• _What you are asked to do_
Review the lines that follow and copy each one that contains the word "Macapá".

• _Dataset records_
————————
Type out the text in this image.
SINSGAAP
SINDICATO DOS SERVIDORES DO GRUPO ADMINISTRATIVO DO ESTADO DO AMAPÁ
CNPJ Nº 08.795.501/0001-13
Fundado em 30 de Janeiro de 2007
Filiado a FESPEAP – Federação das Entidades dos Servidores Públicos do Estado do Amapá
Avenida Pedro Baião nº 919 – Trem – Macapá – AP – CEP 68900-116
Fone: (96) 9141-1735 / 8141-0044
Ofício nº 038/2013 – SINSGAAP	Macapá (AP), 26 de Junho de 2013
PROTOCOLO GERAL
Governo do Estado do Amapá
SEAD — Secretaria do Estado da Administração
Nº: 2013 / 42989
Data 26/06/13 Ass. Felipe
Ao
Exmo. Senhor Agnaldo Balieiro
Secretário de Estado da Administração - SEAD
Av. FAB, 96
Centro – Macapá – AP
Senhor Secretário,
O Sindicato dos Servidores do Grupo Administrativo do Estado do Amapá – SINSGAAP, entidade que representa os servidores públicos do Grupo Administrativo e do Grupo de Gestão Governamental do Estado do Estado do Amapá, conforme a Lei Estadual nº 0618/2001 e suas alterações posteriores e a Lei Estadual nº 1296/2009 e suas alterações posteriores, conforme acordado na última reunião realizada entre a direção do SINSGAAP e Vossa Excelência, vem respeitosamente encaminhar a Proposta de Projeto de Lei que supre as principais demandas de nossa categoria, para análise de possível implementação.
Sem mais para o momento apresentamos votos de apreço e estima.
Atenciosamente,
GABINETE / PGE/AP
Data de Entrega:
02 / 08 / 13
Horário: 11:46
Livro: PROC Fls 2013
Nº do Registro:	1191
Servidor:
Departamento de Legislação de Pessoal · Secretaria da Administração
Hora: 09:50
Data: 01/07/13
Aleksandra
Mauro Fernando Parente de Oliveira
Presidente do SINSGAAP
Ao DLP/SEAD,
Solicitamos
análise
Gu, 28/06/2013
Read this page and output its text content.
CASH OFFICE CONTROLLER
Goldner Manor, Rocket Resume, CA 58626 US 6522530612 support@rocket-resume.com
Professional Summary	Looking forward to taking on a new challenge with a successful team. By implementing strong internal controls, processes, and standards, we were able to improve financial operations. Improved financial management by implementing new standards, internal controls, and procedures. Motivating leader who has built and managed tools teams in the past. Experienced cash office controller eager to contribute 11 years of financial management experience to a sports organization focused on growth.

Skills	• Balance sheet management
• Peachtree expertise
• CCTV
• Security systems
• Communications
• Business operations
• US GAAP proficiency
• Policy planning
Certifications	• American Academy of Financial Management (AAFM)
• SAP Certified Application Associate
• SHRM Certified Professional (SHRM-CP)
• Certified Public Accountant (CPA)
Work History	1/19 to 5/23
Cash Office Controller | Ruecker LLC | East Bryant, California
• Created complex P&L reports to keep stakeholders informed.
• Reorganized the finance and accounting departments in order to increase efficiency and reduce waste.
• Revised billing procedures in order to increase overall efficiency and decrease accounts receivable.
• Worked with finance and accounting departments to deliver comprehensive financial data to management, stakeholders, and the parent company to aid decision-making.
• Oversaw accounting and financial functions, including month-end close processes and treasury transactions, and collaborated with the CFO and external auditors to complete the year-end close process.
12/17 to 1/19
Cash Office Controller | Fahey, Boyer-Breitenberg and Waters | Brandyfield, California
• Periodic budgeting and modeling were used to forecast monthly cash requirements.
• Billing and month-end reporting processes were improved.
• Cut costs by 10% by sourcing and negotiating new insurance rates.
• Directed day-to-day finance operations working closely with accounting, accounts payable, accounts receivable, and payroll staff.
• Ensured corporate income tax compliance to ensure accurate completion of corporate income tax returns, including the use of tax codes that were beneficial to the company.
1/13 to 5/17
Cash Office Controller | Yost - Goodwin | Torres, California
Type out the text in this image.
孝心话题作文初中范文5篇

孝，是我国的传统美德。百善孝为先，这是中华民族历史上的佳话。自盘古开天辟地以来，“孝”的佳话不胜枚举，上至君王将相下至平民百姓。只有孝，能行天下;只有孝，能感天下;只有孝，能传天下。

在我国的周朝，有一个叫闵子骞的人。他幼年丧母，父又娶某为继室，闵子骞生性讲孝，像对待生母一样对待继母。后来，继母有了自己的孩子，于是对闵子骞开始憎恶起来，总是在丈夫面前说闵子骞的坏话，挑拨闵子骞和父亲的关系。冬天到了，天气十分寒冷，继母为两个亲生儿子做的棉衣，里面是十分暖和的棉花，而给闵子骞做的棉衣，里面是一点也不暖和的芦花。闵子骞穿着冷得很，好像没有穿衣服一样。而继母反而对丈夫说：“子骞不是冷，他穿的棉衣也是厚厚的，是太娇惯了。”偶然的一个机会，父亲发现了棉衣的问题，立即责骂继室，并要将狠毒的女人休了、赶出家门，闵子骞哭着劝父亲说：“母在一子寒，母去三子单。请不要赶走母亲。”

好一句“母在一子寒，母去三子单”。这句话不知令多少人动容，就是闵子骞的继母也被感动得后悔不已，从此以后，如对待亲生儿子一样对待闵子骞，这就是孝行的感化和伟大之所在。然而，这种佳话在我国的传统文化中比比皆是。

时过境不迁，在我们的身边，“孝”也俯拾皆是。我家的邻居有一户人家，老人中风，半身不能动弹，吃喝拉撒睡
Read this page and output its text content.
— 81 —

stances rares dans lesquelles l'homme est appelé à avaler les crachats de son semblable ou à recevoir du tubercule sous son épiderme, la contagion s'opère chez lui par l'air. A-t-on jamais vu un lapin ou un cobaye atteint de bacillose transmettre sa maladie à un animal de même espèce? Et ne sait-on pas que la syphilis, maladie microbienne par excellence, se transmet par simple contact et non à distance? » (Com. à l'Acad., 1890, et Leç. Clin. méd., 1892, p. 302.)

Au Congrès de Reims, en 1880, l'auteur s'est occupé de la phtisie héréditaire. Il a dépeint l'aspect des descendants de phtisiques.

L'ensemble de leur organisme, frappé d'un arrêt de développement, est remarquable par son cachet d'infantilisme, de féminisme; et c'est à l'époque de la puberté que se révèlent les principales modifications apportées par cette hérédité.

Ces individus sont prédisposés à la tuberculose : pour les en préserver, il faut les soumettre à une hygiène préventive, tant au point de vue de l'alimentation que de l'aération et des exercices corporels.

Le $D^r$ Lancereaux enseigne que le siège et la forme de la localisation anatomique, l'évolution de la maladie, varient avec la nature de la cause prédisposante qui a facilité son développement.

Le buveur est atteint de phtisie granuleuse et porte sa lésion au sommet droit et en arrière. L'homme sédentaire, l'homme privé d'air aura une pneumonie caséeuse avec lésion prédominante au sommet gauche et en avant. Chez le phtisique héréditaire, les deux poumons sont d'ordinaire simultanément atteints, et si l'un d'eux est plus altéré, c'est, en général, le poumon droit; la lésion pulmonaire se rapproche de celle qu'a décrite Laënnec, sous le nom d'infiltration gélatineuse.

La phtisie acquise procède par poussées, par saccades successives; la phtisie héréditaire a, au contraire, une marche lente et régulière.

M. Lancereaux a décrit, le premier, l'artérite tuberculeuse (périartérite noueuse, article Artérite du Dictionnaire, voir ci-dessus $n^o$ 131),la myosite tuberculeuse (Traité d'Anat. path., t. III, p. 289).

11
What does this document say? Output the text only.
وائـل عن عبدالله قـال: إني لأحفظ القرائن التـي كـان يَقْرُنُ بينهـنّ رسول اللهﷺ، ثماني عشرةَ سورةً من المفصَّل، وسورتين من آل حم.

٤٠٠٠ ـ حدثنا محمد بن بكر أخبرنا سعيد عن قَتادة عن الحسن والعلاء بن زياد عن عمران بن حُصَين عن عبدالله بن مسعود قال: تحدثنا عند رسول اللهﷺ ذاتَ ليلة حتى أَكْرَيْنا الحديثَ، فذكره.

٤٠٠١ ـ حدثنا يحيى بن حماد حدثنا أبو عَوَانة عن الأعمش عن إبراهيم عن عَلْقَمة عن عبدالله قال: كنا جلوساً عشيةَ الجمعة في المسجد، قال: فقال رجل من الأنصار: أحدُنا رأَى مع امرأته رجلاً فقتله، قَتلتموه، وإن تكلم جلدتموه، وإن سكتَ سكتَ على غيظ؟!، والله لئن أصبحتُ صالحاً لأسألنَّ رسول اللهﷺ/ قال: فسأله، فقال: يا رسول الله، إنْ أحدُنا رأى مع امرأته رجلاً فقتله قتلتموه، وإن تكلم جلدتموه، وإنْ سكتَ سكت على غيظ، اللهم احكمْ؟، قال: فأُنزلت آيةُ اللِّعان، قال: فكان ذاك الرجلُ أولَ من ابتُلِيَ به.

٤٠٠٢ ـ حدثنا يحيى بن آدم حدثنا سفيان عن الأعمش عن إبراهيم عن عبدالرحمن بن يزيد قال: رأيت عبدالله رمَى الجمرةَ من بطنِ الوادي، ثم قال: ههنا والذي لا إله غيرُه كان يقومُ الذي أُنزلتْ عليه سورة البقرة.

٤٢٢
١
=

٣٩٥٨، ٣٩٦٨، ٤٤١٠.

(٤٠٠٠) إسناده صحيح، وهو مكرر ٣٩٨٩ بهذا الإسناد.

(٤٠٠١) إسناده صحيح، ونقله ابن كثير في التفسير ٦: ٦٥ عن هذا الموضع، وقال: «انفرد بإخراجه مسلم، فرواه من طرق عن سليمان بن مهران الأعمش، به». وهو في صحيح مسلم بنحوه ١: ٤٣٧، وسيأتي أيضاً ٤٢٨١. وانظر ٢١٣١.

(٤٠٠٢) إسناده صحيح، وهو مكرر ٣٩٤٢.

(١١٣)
————————
• _Written solution_
Avenida Pedro Baião nº 919 – Trem – Macapá – AP – CEP 68900-116
Ofício nº 038/2013 – SINSGAAP	Macapá (AP), 26 de Junho de 2013
Centro – Macapá – AP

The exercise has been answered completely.